- BRIEF: Which lines have the string "World"? Copy all of them from the entries below.

- DATASET EXTRACT:

>>>>>

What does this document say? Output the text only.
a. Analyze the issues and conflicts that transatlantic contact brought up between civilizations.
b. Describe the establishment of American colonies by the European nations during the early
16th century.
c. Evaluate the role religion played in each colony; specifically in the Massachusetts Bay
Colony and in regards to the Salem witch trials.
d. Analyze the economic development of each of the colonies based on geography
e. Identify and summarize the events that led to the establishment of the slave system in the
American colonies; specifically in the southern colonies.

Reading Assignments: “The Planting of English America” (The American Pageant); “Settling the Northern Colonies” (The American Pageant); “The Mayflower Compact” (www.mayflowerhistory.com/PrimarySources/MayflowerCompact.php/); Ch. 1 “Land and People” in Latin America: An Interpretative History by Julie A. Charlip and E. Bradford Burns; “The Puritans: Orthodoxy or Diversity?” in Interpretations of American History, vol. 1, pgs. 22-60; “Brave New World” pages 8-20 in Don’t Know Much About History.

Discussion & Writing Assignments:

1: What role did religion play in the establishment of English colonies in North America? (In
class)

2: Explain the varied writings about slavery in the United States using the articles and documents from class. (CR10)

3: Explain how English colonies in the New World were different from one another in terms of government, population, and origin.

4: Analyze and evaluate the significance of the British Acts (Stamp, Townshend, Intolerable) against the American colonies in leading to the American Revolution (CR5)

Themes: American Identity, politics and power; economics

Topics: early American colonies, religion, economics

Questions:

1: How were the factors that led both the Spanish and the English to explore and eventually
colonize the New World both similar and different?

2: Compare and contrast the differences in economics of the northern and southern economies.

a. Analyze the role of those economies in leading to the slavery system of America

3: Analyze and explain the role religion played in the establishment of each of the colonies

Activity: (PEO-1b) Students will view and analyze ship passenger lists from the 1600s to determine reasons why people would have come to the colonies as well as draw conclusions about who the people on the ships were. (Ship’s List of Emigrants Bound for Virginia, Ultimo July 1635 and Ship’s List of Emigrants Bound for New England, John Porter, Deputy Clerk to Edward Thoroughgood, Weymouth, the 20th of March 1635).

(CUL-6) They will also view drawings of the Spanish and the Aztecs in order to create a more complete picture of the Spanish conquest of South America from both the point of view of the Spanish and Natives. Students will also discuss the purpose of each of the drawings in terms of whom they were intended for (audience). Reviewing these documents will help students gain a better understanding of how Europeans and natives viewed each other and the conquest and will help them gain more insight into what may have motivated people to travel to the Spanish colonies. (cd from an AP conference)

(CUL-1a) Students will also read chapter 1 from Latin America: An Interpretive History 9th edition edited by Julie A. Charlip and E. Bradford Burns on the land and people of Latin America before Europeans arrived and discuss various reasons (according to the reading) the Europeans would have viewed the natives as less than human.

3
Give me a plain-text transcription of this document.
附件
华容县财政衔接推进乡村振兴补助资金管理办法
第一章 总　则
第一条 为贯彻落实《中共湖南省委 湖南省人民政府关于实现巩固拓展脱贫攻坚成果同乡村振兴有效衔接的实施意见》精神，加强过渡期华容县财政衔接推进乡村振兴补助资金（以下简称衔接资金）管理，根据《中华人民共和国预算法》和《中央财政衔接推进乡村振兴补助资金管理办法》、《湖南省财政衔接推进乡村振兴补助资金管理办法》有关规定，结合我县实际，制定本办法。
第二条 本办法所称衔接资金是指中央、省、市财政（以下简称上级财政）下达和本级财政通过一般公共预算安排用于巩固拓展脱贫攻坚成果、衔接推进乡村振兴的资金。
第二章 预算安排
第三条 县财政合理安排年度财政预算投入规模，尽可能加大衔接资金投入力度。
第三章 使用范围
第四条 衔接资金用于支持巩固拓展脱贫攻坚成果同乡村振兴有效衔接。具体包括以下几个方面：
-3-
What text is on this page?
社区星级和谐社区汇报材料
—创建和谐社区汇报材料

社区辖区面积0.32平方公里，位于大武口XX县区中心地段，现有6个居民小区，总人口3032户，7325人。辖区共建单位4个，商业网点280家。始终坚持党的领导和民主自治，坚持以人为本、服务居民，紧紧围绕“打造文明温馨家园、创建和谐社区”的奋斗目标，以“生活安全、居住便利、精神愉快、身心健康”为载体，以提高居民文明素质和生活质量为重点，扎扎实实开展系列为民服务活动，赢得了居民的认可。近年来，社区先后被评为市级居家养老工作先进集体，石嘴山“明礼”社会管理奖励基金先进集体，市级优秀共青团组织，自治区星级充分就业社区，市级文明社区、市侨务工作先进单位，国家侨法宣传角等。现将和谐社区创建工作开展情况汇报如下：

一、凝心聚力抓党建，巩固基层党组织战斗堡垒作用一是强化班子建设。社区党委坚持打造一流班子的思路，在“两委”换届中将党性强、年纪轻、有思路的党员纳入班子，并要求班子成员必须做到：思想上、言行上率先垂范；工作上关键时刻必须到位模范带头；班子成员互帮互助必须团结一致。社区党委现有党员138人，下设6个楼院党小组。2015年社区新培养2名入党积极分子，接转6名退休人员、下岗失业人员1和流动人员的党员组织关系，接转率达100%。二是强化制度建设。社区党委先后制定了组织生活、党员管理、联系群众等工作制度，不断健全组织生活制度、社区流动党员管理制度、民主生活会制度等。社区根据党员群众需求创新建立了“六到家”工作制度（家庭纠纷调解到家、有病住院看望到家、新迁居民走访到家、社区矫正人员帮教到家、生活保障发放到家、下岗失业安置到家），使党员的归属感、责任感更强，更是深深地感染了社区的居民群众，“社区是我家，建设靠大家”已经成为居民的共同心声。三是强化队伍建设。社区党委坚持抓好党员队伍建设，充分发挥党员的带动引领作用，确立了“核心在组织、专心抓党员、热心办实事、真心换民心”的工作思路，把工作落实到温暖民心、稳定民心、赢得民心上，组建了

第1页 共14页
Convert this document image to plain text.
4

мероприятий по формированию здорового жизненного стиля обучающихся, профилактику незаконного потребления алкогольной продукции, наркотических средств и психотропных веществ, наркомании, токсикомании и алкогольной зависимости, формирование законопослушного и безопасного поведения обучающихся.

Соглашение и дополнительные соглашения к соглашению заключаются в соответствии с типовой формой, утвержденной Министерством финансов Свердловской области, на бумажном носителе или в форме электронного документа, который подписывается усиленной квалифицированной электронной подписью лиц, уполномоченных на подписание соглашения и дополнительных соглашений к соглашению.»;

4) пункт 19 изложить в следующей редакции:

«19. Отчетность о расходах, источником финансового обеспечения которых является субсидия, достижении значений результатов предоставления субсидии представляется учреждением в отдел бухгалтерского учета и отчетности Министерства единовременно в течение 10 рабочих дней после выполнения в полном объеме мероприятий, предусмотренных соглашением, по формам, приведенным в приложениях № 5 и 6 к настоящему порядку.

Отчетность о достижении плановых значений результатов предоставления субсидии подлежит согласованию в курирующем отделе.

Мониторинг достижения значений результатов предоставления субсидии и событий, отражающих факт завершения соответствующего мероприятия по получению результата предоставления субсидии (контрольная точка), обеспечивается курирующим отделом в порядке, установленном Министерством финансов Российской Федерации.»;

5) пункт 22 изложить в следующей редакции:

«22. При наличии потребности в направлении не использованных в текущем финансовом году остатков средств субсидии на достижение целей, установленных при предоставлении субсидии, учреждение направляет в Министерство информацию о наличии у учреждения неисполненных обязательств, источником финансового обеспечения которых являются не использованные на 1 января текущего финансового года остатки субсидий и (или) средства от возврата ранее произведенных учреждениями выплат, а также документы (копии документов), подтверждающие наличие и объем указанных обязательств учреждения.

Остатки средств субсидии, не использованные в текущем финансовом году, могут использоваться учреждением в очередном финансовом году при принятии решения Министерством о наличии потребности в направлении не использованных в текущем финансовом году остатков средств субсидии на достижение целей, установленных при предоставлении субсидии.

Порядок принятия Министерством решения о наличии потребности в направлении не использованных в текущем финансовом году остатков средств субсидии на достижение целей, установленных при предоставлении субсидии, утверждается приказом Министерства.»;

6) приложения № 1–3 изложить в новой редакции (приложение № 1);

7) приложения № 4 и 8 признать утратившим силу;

<<<<<

- TASK OUTPUT:
Reading Assignments: “The Planting of English America” (The American Pageant); “Settling the Northern Colonies” (The American Pageant); “The Mayflower Compact” (www.mayflowerhistory.com/PrimarySources/MayflowerCompact.php/); Ch. 1 “Land and People” in Latin America: An Interpretative History by Julie A. Charlip and E. Bradford Burns; “The Puritans: Orthodoxy or Diversity?” in Interpretations of American History, vol. 1, pgs. 22-60; “Brave New World” pages 8-20 in Don’t Know Much About History.
3: Explain how English colonies in the New World were different from one another in terms of government, population, and origin.
colonize the New World both similar and different?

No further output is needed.